What is asked => Extract every line that contains the word "this".

Figure record listings

══════════════════════════════

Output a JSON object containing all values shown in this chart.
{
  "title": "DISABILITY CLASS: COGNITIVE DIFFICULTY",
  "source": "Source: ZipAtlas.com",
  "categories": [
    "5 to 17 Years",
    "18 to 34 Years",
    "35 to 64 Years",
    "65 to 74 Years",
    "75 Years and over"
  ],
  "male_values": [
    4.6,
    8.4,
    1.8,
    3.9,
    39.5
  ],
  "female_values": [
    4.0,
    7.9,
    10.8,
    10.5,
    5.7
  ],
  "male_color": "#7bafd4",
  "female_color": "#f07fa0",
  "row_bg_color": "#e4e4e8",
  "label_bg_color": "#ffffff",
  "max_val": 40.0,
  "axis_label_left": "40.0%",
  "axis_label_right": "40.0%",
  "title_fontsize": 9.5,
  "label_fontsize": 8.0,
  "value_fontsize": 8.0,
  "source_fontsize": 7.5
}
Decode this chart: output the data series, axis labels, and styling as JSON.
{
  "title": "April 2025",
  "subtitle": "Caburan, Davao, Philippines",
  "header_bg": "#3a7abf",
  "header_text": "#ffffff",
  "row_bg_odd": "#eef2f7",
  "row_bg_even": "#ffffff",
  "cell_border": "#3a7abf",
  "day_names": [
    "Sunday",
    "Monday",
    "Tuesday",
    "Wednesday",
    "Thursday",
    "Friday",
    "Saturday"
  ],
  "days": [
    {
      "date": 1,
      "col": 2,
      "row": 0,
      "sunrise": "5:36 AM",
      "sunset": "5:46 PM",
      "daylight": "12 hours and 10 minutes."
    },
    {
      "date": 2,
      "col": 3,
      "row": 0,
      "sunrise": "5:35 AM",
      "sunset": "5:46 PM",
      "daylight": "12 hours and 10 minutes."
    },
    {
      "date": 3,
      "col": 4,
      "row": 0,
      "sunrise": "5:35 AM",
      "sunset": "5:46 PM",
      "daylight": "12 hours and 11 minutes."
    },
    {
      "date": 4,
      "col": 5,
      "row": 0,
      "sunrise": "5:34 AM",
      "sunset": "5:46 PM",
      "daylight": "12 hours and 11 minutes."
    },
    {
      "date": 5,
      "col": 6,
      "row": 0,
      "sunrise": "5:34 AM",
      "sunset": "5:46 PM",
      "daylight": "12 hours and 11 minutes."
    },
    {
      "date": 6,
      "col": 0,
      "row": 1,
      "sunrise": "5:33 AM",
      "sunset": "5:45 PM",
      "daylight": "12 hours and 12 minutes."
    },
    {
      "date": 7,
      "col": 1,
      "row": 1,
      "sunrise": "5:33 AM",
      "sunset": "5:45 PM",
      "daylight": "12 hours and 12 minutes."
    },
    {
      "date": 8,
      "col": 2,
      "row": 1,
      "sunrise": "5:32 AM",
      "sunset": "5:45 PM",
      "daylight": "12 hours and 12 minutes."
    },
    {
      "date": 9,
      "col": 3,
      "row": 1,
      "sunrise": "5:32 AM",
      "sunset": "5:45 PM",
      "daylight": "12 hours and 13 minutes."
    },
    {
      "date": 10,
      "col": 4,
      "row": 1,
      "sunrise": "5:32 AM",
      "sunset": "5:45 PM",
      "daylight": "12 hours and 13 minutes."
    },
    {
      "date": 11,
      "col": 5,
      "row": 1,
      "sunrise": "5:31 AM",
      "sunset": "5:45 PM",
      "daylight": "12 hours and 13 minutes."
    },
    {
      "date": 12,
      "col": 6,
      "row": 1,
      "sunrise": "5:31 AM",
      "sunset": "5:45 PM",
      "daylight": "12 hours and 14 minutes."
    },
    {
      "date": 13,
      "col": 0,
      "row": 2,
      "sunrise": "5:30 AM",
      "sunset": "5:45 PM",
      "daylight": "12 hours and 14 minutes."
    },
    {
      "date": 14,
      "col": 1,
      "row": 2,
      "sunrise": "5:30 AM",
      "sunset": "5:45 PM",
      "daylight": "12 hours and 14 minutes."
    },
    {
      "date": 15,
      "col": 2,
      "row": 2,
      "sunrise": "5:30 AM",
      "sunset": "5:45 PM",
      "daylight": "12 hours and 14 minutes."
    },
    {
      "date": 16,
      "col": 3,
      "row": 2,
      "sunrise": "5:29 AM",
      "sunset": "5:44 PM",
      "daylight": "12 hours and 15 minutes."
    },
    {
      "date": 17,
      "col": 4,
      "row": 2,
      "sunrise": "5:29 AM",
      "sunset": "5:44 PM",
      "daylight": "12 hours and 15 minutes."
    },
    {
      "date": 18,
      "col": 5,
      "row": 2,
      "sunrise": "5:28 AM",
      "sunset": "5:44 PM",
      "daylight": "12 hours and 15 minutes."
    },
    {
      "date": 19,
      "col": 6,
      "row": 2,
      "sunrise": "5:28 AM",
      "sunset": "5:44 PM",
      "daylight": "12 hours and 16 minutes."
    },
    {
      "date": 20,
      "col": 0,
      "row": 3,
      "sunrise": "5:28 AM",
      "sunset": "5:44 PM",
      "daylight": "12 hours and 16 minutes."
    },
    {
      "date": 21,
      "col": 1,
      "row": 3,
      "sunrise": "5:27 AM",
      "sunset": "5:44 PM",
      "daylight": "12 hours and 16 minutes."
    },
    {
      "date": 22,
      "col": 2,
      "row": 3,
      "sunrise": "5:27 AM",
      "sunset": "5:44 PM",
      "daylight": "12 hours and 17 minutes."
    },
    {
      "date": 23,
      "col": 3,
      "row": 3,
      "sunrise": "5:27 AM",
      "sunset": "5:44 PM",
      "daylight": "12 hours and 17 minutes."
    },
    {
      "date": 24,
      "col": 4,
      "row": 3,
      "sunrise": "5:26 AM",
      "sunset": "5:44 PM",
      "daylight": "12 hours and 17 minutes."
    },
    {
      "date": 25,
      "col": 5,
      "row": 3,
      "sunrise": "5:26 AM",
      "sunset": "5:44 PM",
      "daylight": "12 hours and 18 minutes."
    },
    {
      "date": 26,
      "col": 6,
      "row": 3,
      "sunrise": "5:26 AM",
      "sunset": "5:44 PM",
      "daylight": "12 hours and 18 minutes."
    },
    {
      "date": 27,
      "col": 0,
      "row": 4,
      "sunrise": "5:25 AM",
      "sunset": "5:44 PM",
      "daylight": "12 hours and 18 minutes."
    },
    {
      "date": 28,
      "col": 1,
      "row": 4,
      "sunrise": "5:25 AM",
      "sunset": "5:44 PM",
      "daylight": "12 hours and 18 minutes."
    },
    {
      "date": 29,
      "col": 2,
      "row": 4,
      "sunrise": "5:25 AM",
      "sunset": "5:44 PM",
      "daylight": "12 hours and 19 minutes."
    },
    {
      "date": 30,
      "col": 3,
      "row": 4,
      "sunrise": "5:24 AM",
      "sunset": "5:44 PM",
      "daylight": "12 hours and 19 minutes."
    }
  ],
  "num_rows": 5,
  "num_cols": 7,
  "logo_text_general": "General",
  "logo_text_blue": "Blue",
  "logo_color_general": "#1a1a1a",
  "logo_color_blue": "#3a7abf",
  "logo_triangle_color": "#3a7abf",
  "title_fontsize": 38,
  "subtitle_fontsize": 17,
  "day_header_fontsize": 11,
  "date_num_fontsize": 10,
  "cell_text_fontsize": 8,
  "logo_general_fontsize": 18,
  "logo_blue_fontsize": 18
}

══════════════════════════════

Answer to the task =>
Output a JSON object containing all values shown in this chart.
Decode this chart: output the data series, axis labels, and styling as JSON.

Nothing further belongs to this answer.